Sejarah lahirnya Muslimat tak bisa dilepaskan dari NU. Berdiri 31 Januari 1926, NU awalnya hanya diisi oleh kaum lelaki atau para kiai. Kondisi pendidikan kaum perempuan yang rata-rata lebih rendah dan struktur patriarki yang masih kuat nampaknya memengaruhi sedikitnya kaum perempuan yang aktif di organisasi sosial-keagamaan itu. Secara organisasi keikutsertaan perempuan dalam kepengurusan juga tidak diatur, kalau tidak dibilang tidak dibolehkan.
Namun memasuki akhir 1930an, keterlibatan kaum perempuan di NU mulai kelihatan. Pada Muktamar ke-13 di Menes, Banten, 1938, kaum perempuan tampak hadir dan diberi kesempatan berbicara. Ny R Djuaesih dan Ny Siti Sarah adalah dua wakil perempuan yang mengemukakan suara dan pendapatnya di Muktamar Menes.
Hal itu kembali terjadi di Muktamar ke-14 di Magelang satu tahun berikutnya, 1939. Dalam muktamar tersebut Ny R Djuaesih bahkan menjadi salah satu pimpinan sidang. Keterlibatan aktif kaum perempuan NU berlanjut ke Muktamar Surabaya setahun berikutnya. Didukung oleh KH Dahlan Pasuruan dan Aziz Dijar lewat berbagai pendekatannya ke pengurus-pengurus PBNU, eksistensi kaum perempuan di tubuh NU kian diterima. Kali ini, kaum perempuan telah memikili wadah yang namanya Nahdloetul Oelama Muslimat (NOM) yang berada di bawah PBNU.

# Isi Data
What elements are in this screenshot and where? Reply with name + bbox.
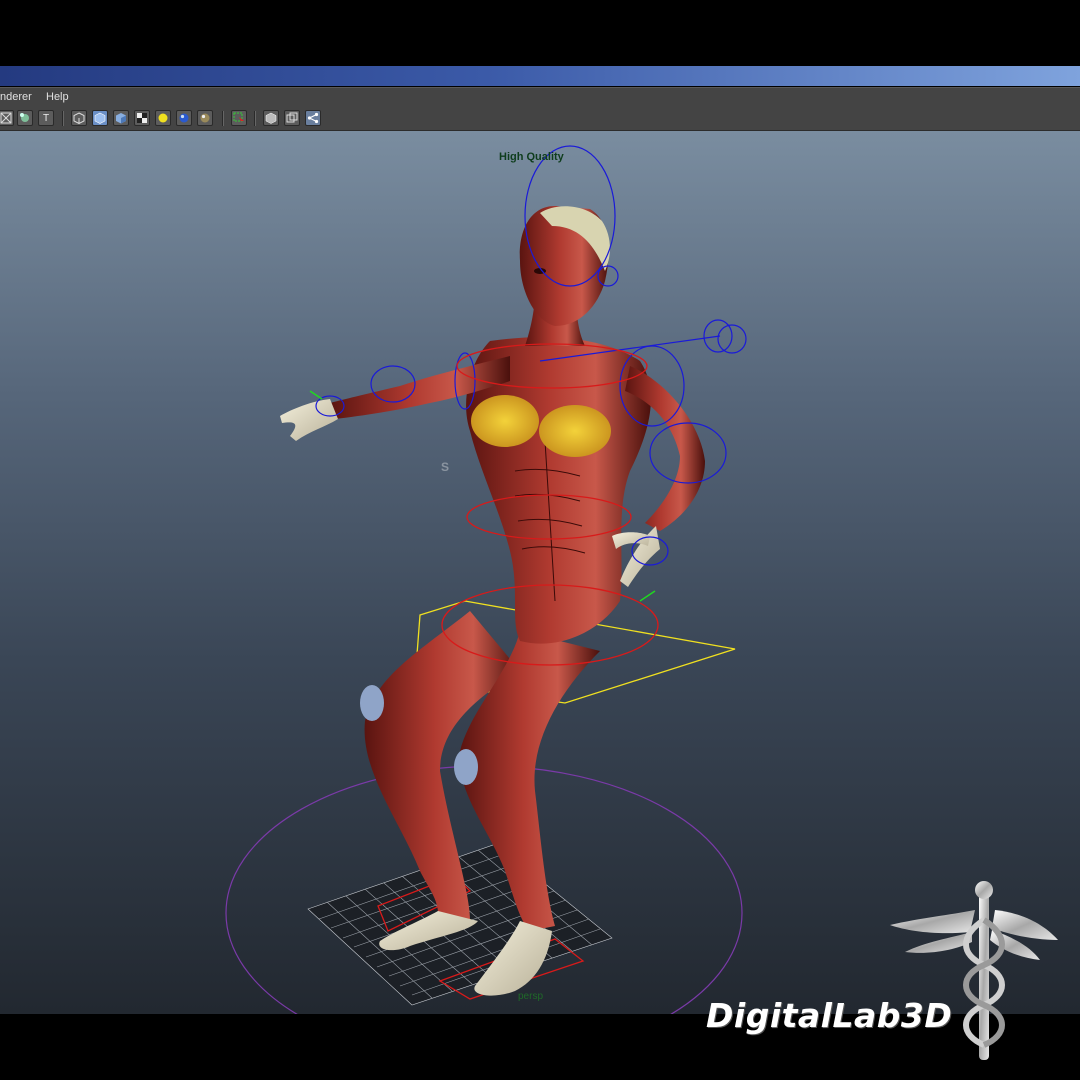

# Tujuan Tugas
Salin tanpa perubahan bagian kutipan tentang lahirnya Muslimat yang dibuka dengan kata-kata yang memuat "Sejarah lahirnya Muslimat" dan ditutup dengan "di Muktamar Menes.". Data tersebut sama sekali tidak digunakan di sini.

# Jawaban Benar
Sejarah lahirnya Muslimat tak bisa dilepaskan dari NU. Berdiri 31 Januari 1926, NU awalnya hanya diisi oleh kaum lelaki atau para kiai. Kondisi pendidikan kaum perempuan yang rata-rata lebih rendah dan struktur patriarki yang masih kuat nampaknya memengaruhi sedikitnya kaum perempuan yang aktif di organisasi sosial-keagamaan itu. Secara organisasi keikutsertaan perempuan dalam kepengurusan juga tidak diatur, kalau tidak dibilang tidak dibolehkan.
Namun memasuki akhir 1930an, keterlibatan kaum perempuan di NU mulai kelihatan. Pada Muktamar ke-13 di Menes, Banten, 1938, kaum perempuan tampak hadir dan diberi kesempatan berbicara. Ny R Djuaesih dan Ny Siti Sarah adalah dua wakil perempuan yang mengemukakan suara dan pendapatnya di Muktamar Menes.